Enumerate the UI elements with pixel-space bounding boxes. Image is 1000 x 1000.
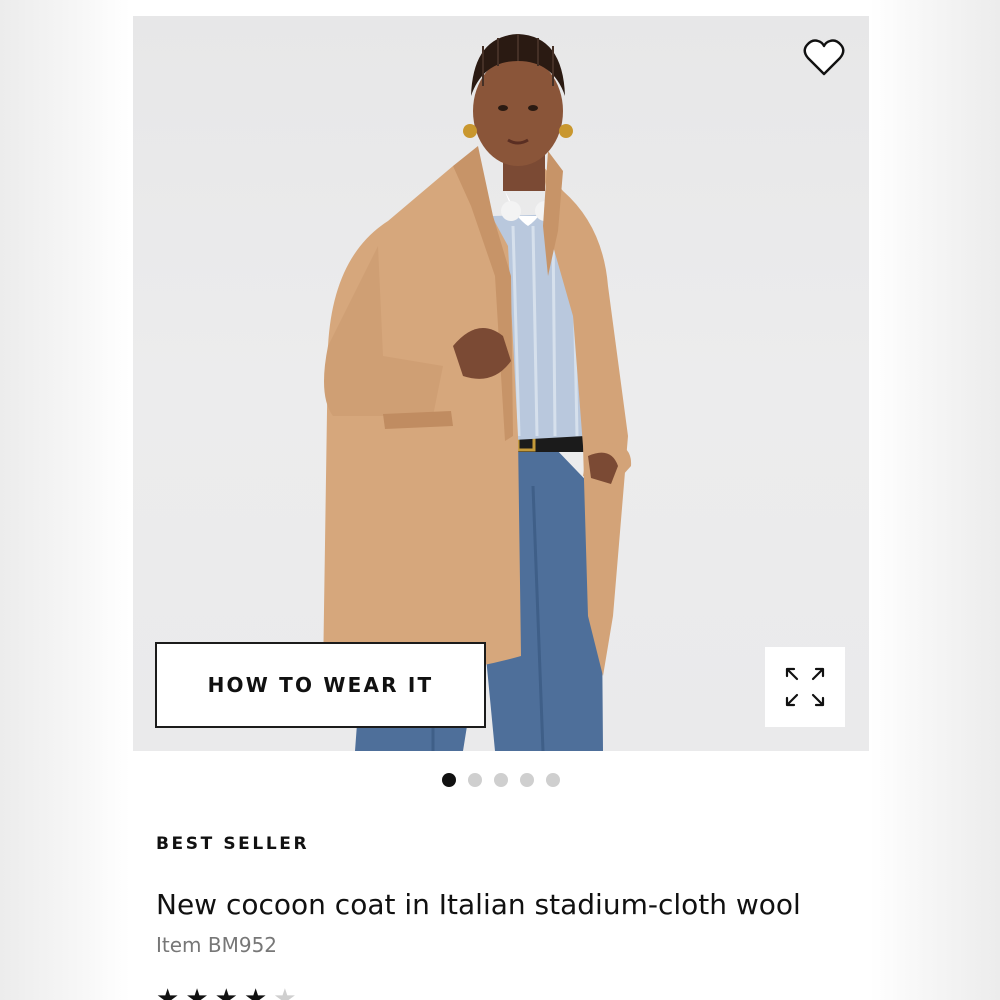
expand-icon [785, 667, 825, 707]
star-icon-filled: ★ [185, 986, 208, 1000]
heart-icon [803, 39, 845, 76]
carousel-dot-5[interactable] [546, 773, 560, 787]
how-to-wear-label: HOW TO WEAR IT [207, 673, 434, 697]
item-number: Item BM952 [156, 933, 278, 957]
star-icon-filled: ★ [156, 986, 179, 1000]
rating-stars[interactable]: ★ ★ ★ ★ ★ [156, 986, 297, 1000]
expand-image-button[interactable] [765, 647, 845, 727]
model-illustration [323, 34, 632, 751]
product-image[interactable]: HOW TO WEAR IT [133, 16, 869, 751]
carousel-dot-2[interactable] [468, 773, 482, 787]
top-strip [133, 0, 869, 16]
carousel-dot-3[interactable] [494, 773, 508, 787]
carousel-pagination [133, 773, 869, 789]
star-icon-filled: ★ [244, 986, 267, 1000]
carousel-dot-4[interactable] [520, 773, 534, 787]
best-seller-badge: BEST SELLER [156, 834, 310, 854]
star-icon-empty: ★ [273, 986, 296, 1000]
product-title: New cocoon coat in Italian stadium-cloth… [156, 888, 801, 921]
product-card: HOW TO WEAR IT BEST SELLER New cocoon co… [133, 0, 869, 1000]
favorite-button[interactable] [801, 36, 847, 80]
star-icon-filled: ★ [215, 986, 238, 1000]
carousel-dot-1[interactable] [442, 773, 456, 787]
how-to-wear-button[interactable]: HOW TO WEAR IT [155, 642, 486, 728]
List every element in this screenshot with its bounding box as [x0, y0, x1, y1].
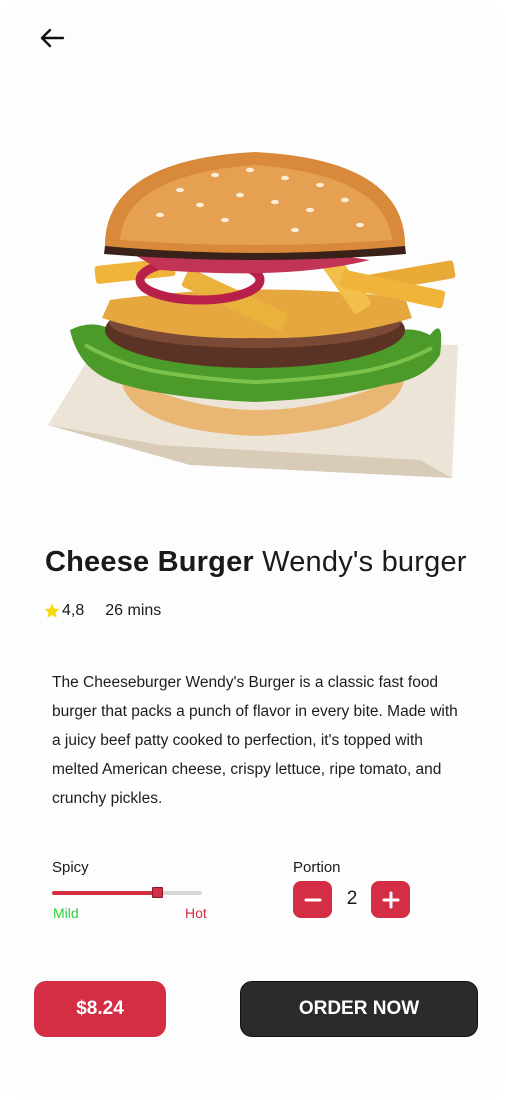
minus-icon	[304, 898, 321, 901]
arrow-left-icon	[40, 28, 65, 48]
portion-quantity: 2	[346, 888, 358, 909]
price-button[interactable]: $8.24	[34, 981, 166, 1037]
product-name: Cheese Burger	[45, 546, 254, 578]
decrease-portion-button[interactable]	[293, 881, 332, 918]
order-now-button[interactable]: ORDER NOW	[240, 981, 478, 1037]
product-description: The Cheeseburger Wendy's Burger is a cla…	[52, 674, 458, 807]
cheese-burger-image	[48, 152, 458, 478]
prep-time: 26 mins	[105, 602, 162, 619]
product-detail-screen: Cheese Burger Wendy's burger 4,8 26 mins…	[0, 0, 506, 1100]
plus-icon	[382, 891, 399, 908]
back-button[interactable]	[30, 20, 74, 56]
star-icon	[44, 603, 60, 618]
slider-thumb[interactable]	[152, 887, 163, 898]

• EXERCISE DESCRIPTION: Reproduce the listing above line for line, with every character unchanged, and omit the pictures.

• WRITTEN RESPONSE:
Enumerate the UI elements with pixel-space bounding boxes. Image is 1000 x 1000.
expand-icon [785, 667, 825, 707]
star-icon-filled: ★ [185, 986, 208, 1000]
heart-icon [803, 39, 845, 76]
carousel-dot-5[interactable] [546, 773, 560, 787]
how-to-wear-label: HOW TO WEAR IT [207, 673, 434, 697]
item-number: Item BM952 [156, 933, 278, 957]
star-icon-filled: ★ [156, 986, 179, 1000]
rating-stars[interactable]: ★ ★ ★ ★ ★ [156, 986, 297, 1000]
expand-image-button[interactable] [765, 647, 845, 727]
model-illustration [323, 34, 632, 751]
product-image[interactable]: HOW TO WEAR IT [133, 16, 869, 751]
carousel-dot-2[interactable] [468, 773, 482, 787]
top-strip [133, 0, 869, 16]
carousel-dot-3[interactable] [494, 773, 508, 787]
carousel-pagination [133, 773, 869, 789]
star-icon-filled: ★ [244, 986, 267, 1000]
carousel-dot-4[interactable] [520, 773, 534, 787]
best-seller-badge: BEST SELLER [156, 834, 310, 854]
star-icon-empty: ★ [273, 986, 296, 1000]
product-title: New cocoon coat in Italian stadium-cloth… [156, 888, 801, 921]
product-card: HOW TO WEAR IT BEST SELLER New cocoon co… [133, 0, 869, 1000]
favorite-button[interactable] [801, 36, 847, 80]
star-icon-filled: ★ [215, 986, 238, 1000]
carousel-dot-1[interactable] [442, 773, 456, 787]
how-to-wear-button[interactable]: HOW TO WEAR IT [155, 642, 486, 728]
List every element in this screenshot with its bounding box as [x0, y0, x1, y1].
minus-icon	[304, 898, 321, 901]
arrow-left-icon	[40, 28, 65, 48]
portion-quantity: 2	[346, 888, 358, 909]
price-button[interactable]: $8.24	[34, 981, 166, 1037]
product-name: Cheese Burger	[45, 546, 254, 578]
decrease-portion-button[interactable]	[293, 881, 332, 918]
order-now-button[interactable]: ORDER NOW	[240, 981, 478, 1037]
product-description: The Cheeseburger Wendy's Burger is a cla…	[52, 674, 458, 807]
cheese-burger-image	[48, 152, 458, 478]
prep-time: 26 mins	[105, 602, 162, 619]
product-detail-screen: Cheese Burger Wendy's burger 4,8 26 mins…	[0, 0, 506, 1100]
plus-icon	[382, 891, 399, 908]
back-button[interactable]	[30, 20, 74, 56]
star-icon	[44, 603, 60, 618]
slider-thumb[interactable]	[152, 887, 163, 898]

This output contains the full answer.